A qui appartient la culture? C’est la question qu’a cherché à poser Leila el-Wakil dans son blog « la culture confisquée »[1] avant de l’abandonner rapidement pour casser ceux qui défendent le OUI au Musée d’art et d’histoire et adopter une posture partisane. C’est dommage.
Que reproche exactement Leila el-wakil à ceux qui disent OUI à un musée agrandi et rénové en Ville de Genève? Elle leur reproche de s’approprier la culture, en apposant un autocollant Oui au musée sur le panneau d’un volet du célèbre retable de Konrad Witz, et de faire ainsi « main basse sur les biens publics ». Elle va même jusqu’à se demander ce que Witz aurait pu penser de ce « kidnapping », et du « mauvais goût » de ce collage. Elle ajoute là un anachronisme à sa réflexion avant de juger lourdement les incultes qui ont osé taguer le retable sur un flyer. La culture se pratique « dans l’intelligence et passe par la connaissance » énonce-t-elle avant de reprocher aux incultes de la dénaturer… ne voyant pas combien elle démontre là une vision élitiste et réductrice de l’art.
La question » à qui appartient la culture » s’est dès lors muée en acte d’accusation et de dégradation de ceux qui ne pensent pas comme elle, et c’est dommage. C’est dommage pour elle d’abord, qui oublie toutes nuances, et finit par faire exactement ce qu’elle prétend dénoncer: prendre en otage la culture. C’est dommage ensuite pour sa position politique qui se mue en refus d’un projet novateur pour Genève et d’une culture en évolution et changement. Après l’affiche du NON qui montrait un architecte changé en Nosferatu casser le Musée d’art et d’histoire, on découvre à nouveau une vision négative, recroquevillée sur elle-même, dénigrante de la culture, s’opposant à tout changement au nom d’une vision classieuse de la culture ou figée dans le passé. Il est faux d’opposer culture ancienne et moderne. Elles devraient idéalement pouvoir voisiner, se visiter ensemble. Il n’y a pas une culture. Il y en a plusieurs. La question est plutôt: comment les faire coexister ?
______________________________
Consigne A:
Selon le texte, pourquoi la façon dont Leila el-Wakil a traité sa question est-elle « dommage pour elle » ? Répondez en une à trois phrases.
Consigne B:
Extrayez du texte le passage qui va de « Que reproche exactement » à « réductrice de l’art. ».

Lignes de données:
______________________________
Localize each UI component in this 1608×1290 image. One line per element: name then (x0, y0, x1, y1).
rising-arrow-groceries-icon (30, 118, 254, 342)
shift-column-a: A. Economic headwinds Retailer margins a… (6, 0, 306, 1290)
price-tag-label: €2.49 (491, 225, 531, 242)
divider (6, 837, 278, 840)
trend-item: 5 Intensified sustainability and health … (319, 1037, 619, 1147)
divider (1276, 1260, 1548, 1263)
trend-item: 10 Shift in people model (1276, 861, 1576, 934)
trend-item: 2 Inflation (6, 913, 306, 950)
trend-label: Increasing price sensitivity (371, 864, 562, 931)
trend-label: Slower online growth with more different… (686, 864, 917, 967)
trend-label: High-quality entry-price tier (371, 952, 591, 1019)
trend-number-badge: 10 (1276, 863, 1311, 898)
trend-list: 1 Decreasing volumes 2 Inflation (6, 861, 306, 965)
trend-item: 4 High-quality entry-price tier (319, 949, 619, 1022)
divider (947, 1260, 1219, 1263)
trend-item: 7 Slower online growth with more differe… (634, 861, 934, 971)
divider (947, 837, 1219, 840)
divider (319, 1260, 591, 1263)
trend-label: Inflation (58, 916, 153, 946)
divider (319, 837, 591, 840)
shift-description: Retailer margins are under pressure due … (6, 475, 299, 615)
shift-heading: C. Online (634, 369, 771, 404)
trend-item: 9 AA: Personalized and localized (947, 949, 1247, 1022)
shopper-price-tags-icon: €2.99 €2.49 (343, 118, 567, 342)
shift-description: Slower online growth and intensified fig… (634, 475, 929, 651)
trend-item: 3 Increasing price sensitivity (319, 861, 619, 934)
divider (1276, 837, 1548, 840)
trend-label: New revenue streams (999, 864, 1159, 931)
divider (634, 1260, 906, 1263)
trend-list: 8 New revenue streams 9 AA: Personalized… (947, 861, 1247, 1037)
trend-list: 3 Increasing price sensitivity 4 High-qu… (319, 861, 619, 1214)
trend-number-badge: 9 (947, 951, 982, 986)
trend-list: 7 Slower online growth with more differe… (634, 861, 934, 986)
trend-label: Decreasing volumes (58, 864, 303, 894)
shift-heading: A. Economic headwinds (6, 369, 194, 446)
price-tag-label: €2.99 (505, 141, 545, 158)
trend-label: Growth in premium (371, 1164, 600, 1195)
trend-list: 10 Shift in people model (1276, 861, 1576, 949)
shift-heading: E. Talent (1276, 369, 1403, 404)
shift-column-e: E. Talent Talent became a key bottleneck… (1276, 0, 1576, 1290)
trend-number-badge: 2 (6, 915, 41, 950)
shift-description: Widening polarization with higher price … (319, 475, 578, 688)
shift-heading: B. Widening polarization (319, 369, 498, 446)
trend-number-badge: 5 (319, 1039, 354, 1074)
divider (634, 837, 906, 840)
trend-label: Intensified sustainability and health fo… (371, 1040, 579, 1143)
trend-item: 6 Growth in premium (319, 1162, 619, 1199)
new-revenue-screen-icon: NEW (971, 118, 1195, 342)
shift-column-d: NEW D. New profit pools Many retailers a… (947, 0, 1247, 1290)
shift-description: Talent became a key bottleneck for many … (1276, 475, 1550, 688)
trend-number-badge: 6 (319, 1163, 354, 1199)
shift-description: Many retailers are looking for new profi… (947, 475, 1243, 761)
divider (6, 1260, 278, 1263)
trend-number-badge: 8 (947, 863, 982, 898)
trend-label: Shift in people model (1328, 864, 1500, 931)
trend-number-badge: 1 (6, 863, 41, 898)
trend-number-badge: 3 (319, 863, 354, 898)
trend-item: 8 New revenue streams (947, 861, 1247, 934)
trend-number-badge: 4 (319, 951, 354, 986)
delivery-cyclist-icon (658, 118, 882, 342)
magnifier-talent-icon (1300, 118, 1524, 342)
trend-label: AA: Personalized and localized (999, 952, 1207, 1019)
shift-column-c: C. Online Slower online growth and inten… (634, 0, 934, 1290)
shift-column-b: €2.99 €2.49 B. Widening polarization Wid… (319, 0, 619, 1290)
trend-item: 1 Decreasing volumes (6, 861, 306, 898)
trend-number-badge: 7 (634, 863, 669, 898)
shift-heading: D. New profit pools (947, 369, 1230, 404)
______________________________
Réponse A:
Parce qu'elle en oublie toutes les nuances. Elle finit ainsi par faire exactement ce qu'elle prétend dénoncer : prendre en otage la culture.

Réponse B:
Que reproche exactement Leila el-wakil à ceux qui disent OUI à un musée agrandi et rénové en Ville de Genève? Elle leur reproche de s’approprier la culture, en apposant un autocollant Oui au musée sur le panneau d’un volet du célèbre retable de Konrad Witz, et de faire ainsi « main basse sur les biens publics ». Elle va même jusqu’à se demander ce que Witz aurait pu penser de ce « kidnapping », et du « mauvais goût » de ce collage. Elle ajoute là un anachronisme à sa réflexion avant de juger lourdement les incultes qui ont osé taguer le retable sur un flyer. La culture se pratique « dans l’intelligence et passe par la connaissance » énonce-t-elle avant de reprocher aux incultes de la dénaturer… ne voyant pas combien elle démontre là une vision élitiste et réductrice de l’art.